WRITTEN TASK: Reproduce every line of the entries below verbatim, but leave out the pictures.
## BEGIN
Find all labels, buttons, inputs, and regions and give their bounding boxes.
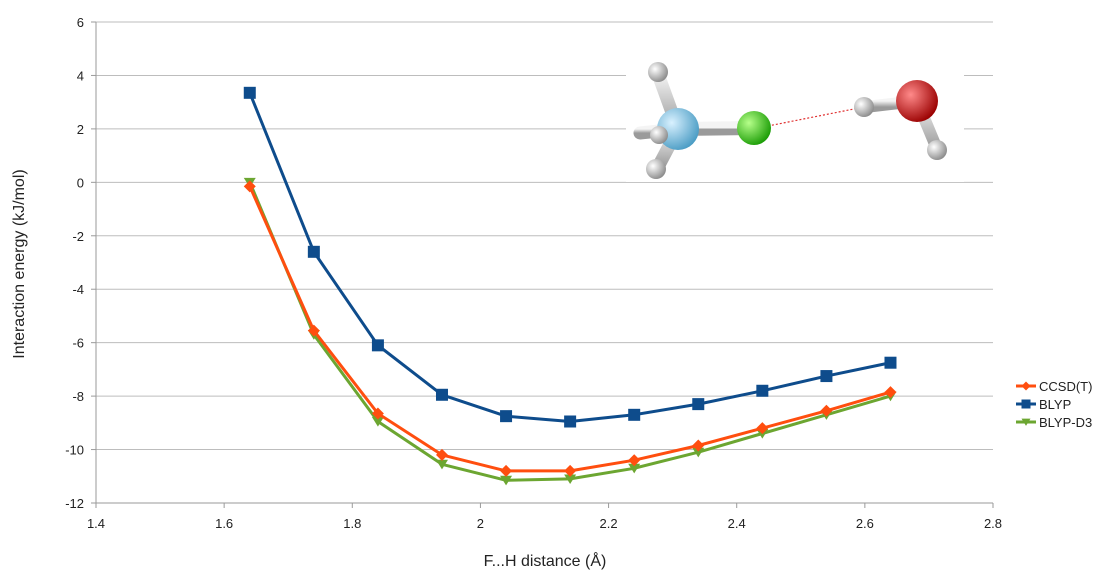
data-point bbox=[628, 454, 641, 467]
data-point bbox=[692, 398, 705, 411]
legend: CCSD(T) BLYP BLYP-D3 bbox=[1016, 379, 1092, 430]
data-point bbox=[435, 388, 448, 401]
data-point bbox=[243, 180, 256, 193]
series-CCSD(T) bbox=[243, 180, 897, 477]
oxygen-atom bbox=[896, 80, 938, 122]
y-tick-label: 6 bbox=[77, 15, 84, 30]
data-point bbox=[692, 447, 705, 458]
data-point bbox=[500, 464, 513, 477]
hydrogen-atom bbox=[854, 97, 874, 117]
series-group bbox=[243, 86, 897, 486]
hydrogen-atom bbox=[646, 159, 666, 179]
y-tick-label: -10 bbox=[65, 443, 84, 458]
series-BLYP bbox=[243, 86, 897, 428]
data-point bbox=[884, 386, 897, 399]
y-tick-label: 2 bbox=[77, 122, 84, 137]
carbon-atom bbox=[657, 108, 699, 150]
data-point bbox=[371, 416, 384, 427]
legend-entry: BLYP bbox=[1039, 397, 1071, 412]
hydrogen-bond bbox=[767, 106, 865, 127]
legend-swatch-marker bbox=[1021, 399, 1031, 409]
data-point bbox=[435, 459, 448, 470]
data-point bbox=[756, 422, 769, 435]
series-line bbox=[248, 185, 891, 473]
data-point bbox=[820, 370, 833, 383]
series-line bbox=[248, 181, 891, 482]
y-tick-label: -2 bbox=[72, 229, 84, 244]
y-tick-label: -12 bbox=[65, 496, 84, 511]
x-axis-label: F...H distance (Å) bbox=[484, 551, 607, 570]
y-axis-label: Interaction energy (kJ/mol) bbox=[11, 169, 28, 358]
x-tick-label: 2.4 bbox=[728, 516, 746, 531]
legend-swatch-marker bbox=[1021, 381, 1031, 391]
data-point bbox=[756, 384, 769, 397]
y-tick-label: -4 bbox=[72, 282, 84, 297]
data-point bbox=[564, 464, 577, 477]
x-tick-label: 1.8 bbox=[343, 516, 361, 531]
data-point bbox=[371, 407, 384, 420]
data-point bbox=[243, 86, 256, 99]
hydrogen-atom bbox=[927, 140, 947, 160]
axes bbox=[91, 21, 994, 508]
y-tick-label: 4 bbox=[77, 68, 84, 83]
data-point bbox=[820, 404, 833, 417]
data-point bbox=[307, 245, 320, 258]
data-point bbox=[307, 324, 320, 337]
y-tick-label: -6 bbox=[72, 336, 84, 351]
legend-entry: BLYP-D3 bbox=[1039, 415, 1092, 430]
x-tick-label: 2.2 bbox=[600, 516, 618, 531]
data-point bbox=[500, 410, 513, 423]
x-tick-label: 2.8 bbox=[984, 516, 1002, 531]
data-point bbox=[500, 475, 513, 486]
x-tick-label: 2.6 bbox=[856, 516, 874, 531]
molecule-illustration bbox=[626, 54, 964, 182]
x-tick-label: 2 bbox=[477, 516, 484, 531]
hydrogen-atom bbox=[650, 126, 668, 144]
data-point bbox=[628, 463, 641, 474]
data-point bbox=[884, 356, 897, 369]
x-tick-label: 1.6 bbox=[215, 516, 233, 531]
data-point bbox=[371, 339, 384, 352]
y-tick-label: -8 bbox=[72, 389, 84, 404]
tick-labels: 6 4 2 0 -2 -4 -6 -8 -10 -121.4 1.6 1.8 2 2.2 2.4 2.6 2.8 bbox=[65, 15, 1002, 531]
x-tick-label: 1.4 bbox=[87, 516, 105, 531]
## END
RESULT FOR THIS EXERCISE:
Find all labels, buttons, inputs, and regions and give their bounding boxes.
data-point bbox=[628, 454, 641, 467]
data-point bbox=[692, 398, 705, 411]
legend: CCSD(T) BLYP BLYP-D3 bbox=[1016, 379, 1092, 430]
data-point bbox=[435, 388, 448, 401]
data-point bbox=[243, 180, 256, 193]
series-CCSD(T) bbox=[243, 180, 897, 477]
oxygen-atom bbox=[896, 80, 938, 122]
y-tick-label: 6 bbox=[77, 15, 84, 30]
data-point bbox=[692, 447, 705, 458]
data-point bbox=[500, 464, 513, 477]
hydrogen-atom bbox=[854, 97, 874, 117]
series-group bbox=[243, 86, 897, 486]
hydrogen-atom bbox=[646, 159, 666, 179]
y-tick-label: -10 bbox=[65, 443, 84, 458]
series-BLYP bbox=[243, 86, 897, 428]
data-point bbox=[884, 386, 897, 399]
y-tick-label: 2 bbox=[77, 122, 84, 137]
carbon-atom bbox=[657, 108, 699, 150]
data-point bbox=[371, 416, 384, 427]
legend-entry: BLYP bbox=[1039, 397, 1071, 412]
hydrogen-bond bbox=[767, 106, 865, 127]
legend-swatch-marker bbox=[1021, 399, 1031, 409]
data-point bbox=[435, 459, 448, 470]
data-point bbox=[756, 422, 769, 435]
series-line bbox=[248, 185, 891, 473]
data-point bbox=[820, 370, 833, 383]
series-line bbox=[248, 181, 891, 482]
y-tick-label: -2 bbox=[72, 229, 84, 244]
y-tick-label: -12 bbox=[65, 496, 84, 511]
x-axis-label: F...H distance (Å) bbox=[484, 551, 607, 570]
y-axis-label: Interaction energy (kJ/mol) bbox=[11, 169, 28, 358]
x-tick-label: 2.4 bbox=[728, 516, 746, 531]
legend-swatch-marker bbox=[1021, 381, 1031, 391]
data-point bbox=[756, 384, 769, 397]
y-tick-label: -4 bbox=[72, 282, 84, 297]
data-point bbox=[564, 464, 577, 477]
x-tick-label: 1.8 bbox=[343, 516, 361, 531]
data-point bbox=[371, 407, 384, 420]
data-point bbox=[243, 86, 256, 99]
hydrogen-atom bbox=[927, 140, 947, 160]
axes bbox=[91, 21, 994, 508]
y-tick-label: 4 bbox=[77, 68, 84, 83]
data-point bbox=[820, 404, 833, 417]
data-point bbox=[307, 245, 320, 258]
data-point bbox=[307, 324, 320, 337]
y-tick-label: -6 bbox=[72, 336, 84, 351]
legend-entry: BLYP-D3 bbox=[1039, 415, 1092, 430]
x-tick-label: 2.2 bbox=[600, 516, 618, 531]
data-point bbox=[500, 410, 513, 423]
x-tick-label: 2.8 bbox=[984, 516, 1002, 531]
data-point bbox=[500, 475, 513, 486]
x-tick-label: 2.6 bbox=[856, 516, 874, 531]
molecule-illustration bbox=[626, 54, 964, 182]
x-tick-label: 2 bbox=[477, 516, 484, 531]
hydrogen-atom bbox=[650, 126, 668, 144]
data-point bbox=[628, 463, 641, 474]
data-point bbox=[884, 356, 897, 369]
x-tick-label: 1.6 bbox=[215, 516, 233, 531]
data-point bbox=[371, 339, 384, 352]
y-tick-label: -8 bbox=[72, 389, 84, 404]
tick-labels: 6 4 2 0 -2 -4 -6 -8 -10 -121.4 1.6 1.8 2 2.2 2.4 2.6 2.8 bbox=[65, 15, 1002, 531]
x-tick-label: 1.4 bbox=[87, 516, 105, 531]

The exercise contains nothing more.